** start Supplied data **
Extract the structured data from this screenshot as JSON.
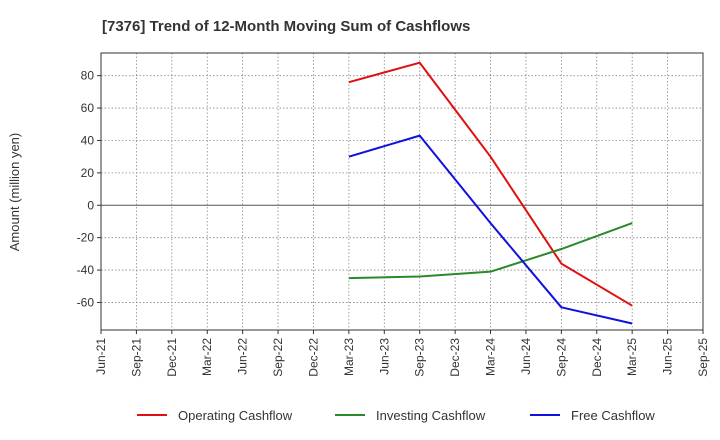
{
  "chart_data": {
    "type": "line",
    "title": "[7376]  Trend of 12-Month Moving Sum of Cashflows",
    "ylabel": "Amount (million yen)",
    "xlabel": "",
    "x": [
      "Jun-21",
      "Sep-21",
      "Dec-21",
      "Mar-22",
      "Jun-22",
      "Sep-22",
      "Dec-22",
      "Mar-23",
      "Jun-23",
      "Sep-23",
      "Dec-23",
      "Mar-24",
      "Jun-24",
      "Sep-24",
      "Dec-24",
      "Mar-25",
      "Jun-25",
      "Sep-25"
    ],
    "yticks": [
      80,
      60,
      40,
      20,
      0,
      -20,
      -40,
      -60
    ],
    "ylim": [
      -77,
      94
    ],
    "grid": true,
    "legend_position": "bottom",
    "series": [
      {
        "name": "Operating Cashflow",
        "color": "#e01010",
        "points": [
          [
            "Mar-23",
            76
          ],
          [
            "Sep-23",
            88
          ],
          [
            "Mar-24",
            30
          ],
          [
            "Sep-24",
            -36
          ],
          [
            "Mar-25",
            -62
          ]
        ]
      },
      {
        "name": "Investing Cashflow",
        "color": "#2a8a2a",
        "points": [
          [
            "Mar-23",
            -45
          ],
          [
            "Sep-23",
            -44
          ],
          [
            "Mar-24",
            -41
          ],
          [
            "Sep-24",
            -27
          ],
          [
            "Mar-25",
            -11
          ]
        ]
      },
      {
        "name": "Free Cashflow",
        "color": "#1010e0",
        "points": [
          [
            "Mar-23",
            30
          ],
          [
            "Sep-23",
            43
          ],
          [
            "Mar-24",
            -11
          ],
          [
            "Sep-24",
            -63
          ],
          [
            "Mar-25",
            -73
          ]
        ]
      }
    ]
  }
}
** end Supplied data **
Goal =
Copy out every line of the data that includes "name".

The reply =
        "name": "Operating Cashflow",
        "name": "Investing Cashflow",
        "name": "Free Cashflow",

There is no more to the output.